▶ [Task prompt] Quote every one of the entries below verbatim, leaving out the pictures.

▶ [Materials provided]
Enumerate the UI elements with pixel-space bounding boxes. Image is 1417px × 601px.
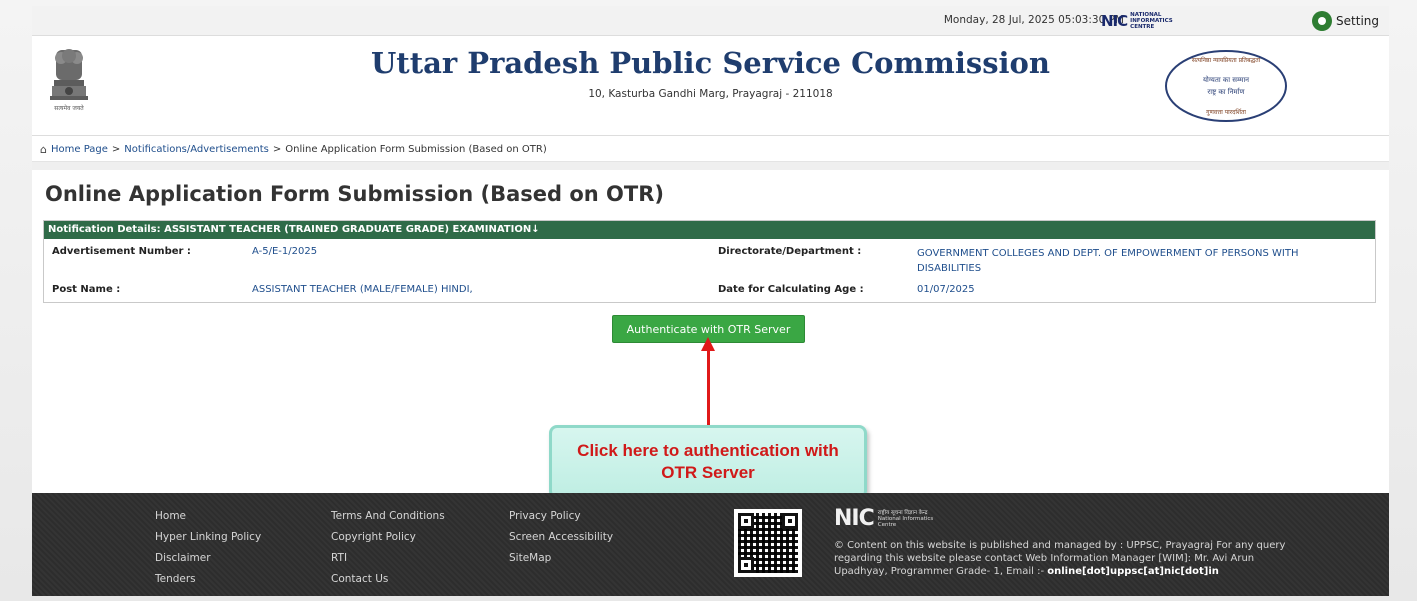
annotation-arrow-line: [707, 349, 710, 431]
section-divider: [32, 162, 1389, 170]
nic-footer-logo[interactable]: NIC राष्ट्रीय सूचना विज्ञान केन्द्र Nati…: [834, 506, 938, 531]
footer-link-sitemap[interactable]: SiteMap: [509, 551, 613, 566]
top-bar: Monday, 28 Jul, 2025 05:03:30 PM NIC NAT…: [32, 6, 1389, 36]
footer-link-hyper-linking-policy[interactable]: Hyper Linking Policy: [155, 530, 261, 545]
footer-link-privacy-policy[interactable]: Privacy Policy: [509, 509, 613, 524]
breadcrumb-separator: >: [272, 144, 282, 155]
nic-footer-logo-subtitle: राष्ट्रीय सूचना विज्ञान केन्द्र National…: [877, 509, 934, 528]
site-header: सत्यमेव जयते Uttar Pradesh Public Servic…: [32, 36, 1389, 136]
seal-line-4: गुणवत्ता पारदर्शिता: [1206, 108, 1246, 116]
home-icon: ⌂: [40, 143, 47, 156]
footer-link-copyright-policy[interactable]: Copyright Policy: [331, 530, 445, 545]
breadcrumb-separator: >: [111, 144, 121, 155]
department-value: GOVERNMENT COLLEGES AND DEPT. OF EMPOWER…: [917, 248, 1299, 274]
footer-email: online[dot]uppsc[at]nic[dot]in: [1047, 566, 1219, 577]
nic-logo[interactable]: NIC NATIONAL INFORMATICS CENTRE: [1101, 11, 1181, 31]
footer-copyright: © Content on this website is published a…: [834, 540, 1286, 577]
commission-seal-icon: सत्यनिष्ठा न्यायप्रियता प्रतिबद्धता योग्…: [1165, 50, 1287, 122]
age-date-label: Date for Calculating Age :: [718, 284, 864, 295]
nic-logo-subtitle: NATIONAL INFORMATICS CENTRE: [1130, 12, 1173, 30]
footer-link-home[interactable]: Home: [155, 509, 261, 524]
setting-button[interactable]: Setting: [1312, 11, 1379, 31]
breadcrumb-home[interactable]: Home Page: [51, 144, 108, 155]
emblem-caption: सत्यमेव जयते: [54, 104, 84, 112]
setting-label: Setting: [1336, 14, 1379, 28]
advertisement-number-label: Advertisement Number :: [52, 246, 191, 257]
footer-link-rti[interactable]: RTI: [331, 551, 445, 566]
notification-details-panel: Notification Details: ASSISTANT TEACHER …: [43, 220, 1376, 303]
breadcrumb: ⌂ Home Page > Notifications/Advertisemen…: [32, 138, 1389, 162]
post-name-value: ASSISTANT TEACHER (MALE/FEMALE) HINDI,: [252, 284, 473, 295]
nic-logo-mark: NIC: [1101, 12, 1128, 30]
seal-line-3: राष्ट्र का निर्माण: [1207, 87, 1245, 96]
site-footer: Home Hyper Linking Policy Disclaimer Ten…: [32, 493, 1389, 596]
post-name-label: Post Name :: [52, 284, 121, 295]
page-title: Online Application Form Submission (Base…: [45, 182, 664, 206]
footer-column-1: Home Hyper Linking Policy Disclaimer Ten…: [155, 509, 261, 587]
age-date-value: 01/07/2025: [917, 284, 975, 295]
department-label: Directorate/Department :: [718, 246, 862, 257]
annotation-callout: Click here to authentication with OTR Se…: [549, 425, 867, 499]
current-datetime: Monday, 28 Jul, 2025 05:03:30 PM: [943, 14, 1124, 26]
footer-link-disclaimer[interactable]: Disclaimer: [155, 551, 261, 566]
footer-link-tenders[interactable]: Tenders: [155, 572, 261, 587]
notification-heading[interactable]: Notification Details: ASSISTANT TEACHER …: [44, 221, 1375, 239]
footer-column-3: Privacy Policy Screen Accessibility Site…: [509, 509, 613, 566]
page-container: Monday, 28 Jul, 2025 05:03:30 PM NIC NAT…: [32, 6, 1389, 596]
advertisement-number-value: A-5/E-1/2025: [252, 246, 318, 257]
footer-column-2: Terms And Conditions Copyright Policy RT…: [331, 509, 445, 587]
footer-link-screen-accessibility[interactable]: Screen Accessibility: [509, 530, 613, 545]
breadcrumb-current: Online Application Form Submission (Base…: [285, 144, 547, 155]
qr-code-icon: [734, 509, 802, 577]
nic-footer-logo-mark: NIC: [834, 506, 875, 531]
footer-link-terms[interactable]: Terms And Conditions: [331, 509, 445, 524]
gear-icon: [1312, 11, 1333, 31]
seal-line-2: योग्यता का सम्मान: [1203, 75, 1249, 84]
breadcrumb-notifications[interactable]: Notifications/Advertisements: [124, 144, 269, 155]
footer-link-contact-us[interactable]: Contact Us: [331, 572, 445, 587]
seal-line-1: सत्यनिष्ठा न्यायप्रियता प्रतिबद्धता: [1192, 56, 1261, 64]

▶ [Final result]
Enumerate the UI elements with pixel-space bounding boxes. Image is 1417px × 601px.
annotation-arrow-line: [707, 349, 710, 431]
section-divider: [32, 162, 1389, 170]
nic-footer-logo[interactable]: NIC राष्ट्रीय सूचना विज्ञान केन्द्र Nati…: [834, 506, 938, 531]
footer-link-sitemap[interactable]: SiteMap: [509, 551, 613, 566]
top-bar: Monday, 28 Jul, 2025 05:03:30 PM NIC NAT…: [32, 6, 1389, 36]
footer-link-hyper-linking-policy[interactable]: Hyper Linking Policy: [155, 530, 261, 545]
footer-link-privacy-policy[interactable]: Privacy Policy: [509, 509, 613, 524]
breadcrumb-separator: >: [272, 144, 282, 155]
nic-footer-logo-subtitle: राष्ट्रीय सूचना विज्ञान केन्द्र National…: [877, 509, 934, 528]
site-header: सत्यमेव जयते Uttar Pradesh Public Servic…: [32, 36, 1389, 136]
seal-line-4: गुणवत्ता पारदर्शिता: [1206, 108, 1246, 116]
home-icon: ⌂: [40, 143, 47, 156]
footer-link-copyright-policy[interactable]: Copyright Policy: [331, 530, 445, 545]
breadcrumb-separator: >: [111, 144, 121, 155]
department-value: GOVERNMENT COLLEGES AND DEPT. OF EMPOWER…: [917, 248, 1299, 274]
footer-email: online[dot]uppsc[at]nic[dot]in: [1047, 566, 1219, 577]
nic-logo[interactable]: NIC NATIONAL INFORMATICS CENTRE: [1101, 11, 1181, 31]
footer-copyright: © Content on this website is published a…: [834, 540, 1286, 577]
commission-seal-icon: सत्यनिष्ठा न्यायप्रियता प्रतिबद्धता योग्…: [1165, 50, 1287, 122]
age-date-label: Date for Calculating Age :: [718, 284, 864, 295]
nic-logo-subtitle: NATIONAL INFORMATICS CENTRE: [1130, 12, 1173, 30]
footer-link-home[interactable]: Home: [155, 509, 261, 524]
setting-button[interactable]: Setting: [1312, 11, 1379, 31]
breadcrumb-home[interactable]: Home Page: [51, 144, 108, 155]
emblem-caption: सत्यमेव जयते: [54, 104, 84, 112]
setting-label: Setting: [1336, 14, 1379, 28]
advertisement-number-label: Advertisement Number :: [52, 246, 191, 257]
footer-link-rti[interactable]: RTI: [331, 551, 445, 566]
notification-details-panel: Notification Details: ASSISTANT TEACHER …: [43, 220, 1376, 303]
breadcrumb: ⌂ Home Page > Notifications/Advertisemen…: [32, 138, 1389, 162]
post-name-value: ASSISTANT TEACHER (MALE/FEMALE) HINDI,: [252, 284, 473, 295]
nic-logo-mark: NIC: [1101, 12, 1128, 30]
seal-line-3: राष्ट्र का निर्माण: [1207, 87, 1245, 96]
site-footer: Home Hyper Linking Policy Disclaimer Ten…: [32, 493, 1389, 596]
post-name-label: Post Name :: [52, 284, 121, 295]
page-title: Online Application Form Submission (Base…: [45, 182, 664, 206]
footer-column-1: Home Hyper Linking Policy Disclaimer Ten…: [155, 509, 261, 587]
age-date-value: 01/07/2025: [917, 284, 975, 295]
department-label: Directorate/Department :: [718, 246, 862, 257]
annotation-callout: Click here to authentication with OTR Se…: [549, 425, 867, 499]
current-datetime: Monday, 28 Jul, 2025 05:03:30 PM: [943, 14, 1124, 26]
footer-link-disclaimer[interactable]: Disclaimer: [155, 551, 261, 566]
footer-link-tenders[interactable]: Tenders: [155, 572, 261, 587]
notification-heading[interactable]: Notification Details: ASSISTANT TEACHER …: [44, 221, 1375, 239]
footer-column-3: Privacy Policy Screen Accessibility Site…: [509, 509, 613, 566]
page-container: Monday, 28 Jul, 2025 05:03:30 PM NIC NAT…: [32, 6, 1389, 596]
advertisement-number-value: A-5/E-1/2025: [252, 246, 318, 257]
footer-column-2: Terms And Conditions Copyright Policy RT…: [331, 509, 445, 587]
footer-link-screen-accessibility[interactable]: Screen Accessibility: [509, 530, 613, 545]
breadcrumb-current: Online Application Form Submission (Base…: [285, 144, 547, 155]
qr-code-icon: [734, 509, 802, 577]
nic-footer-logo-mark: NIC: [834, 506, 875, 531]
footer-link-terms[interactable]: Terms And Conditions: [331, 509, 445, 524]
gear-icon: [1312, 11, 1333, 31]
seal-line-2: योग्यता का सम्मान: [1203, 75, 1249, 84]
breadcrumb-notifications[interactable]: Notifications/Advertisements: [124, 144, 269, 155]
footer-link-contact-us[interactable]: Contact Us: [331, 572, 445, 587]
seal-line-1: सत्यनिष्ठा न्यायप्रियता प्रतिबद्धता: [1192, 56, 1261, 64]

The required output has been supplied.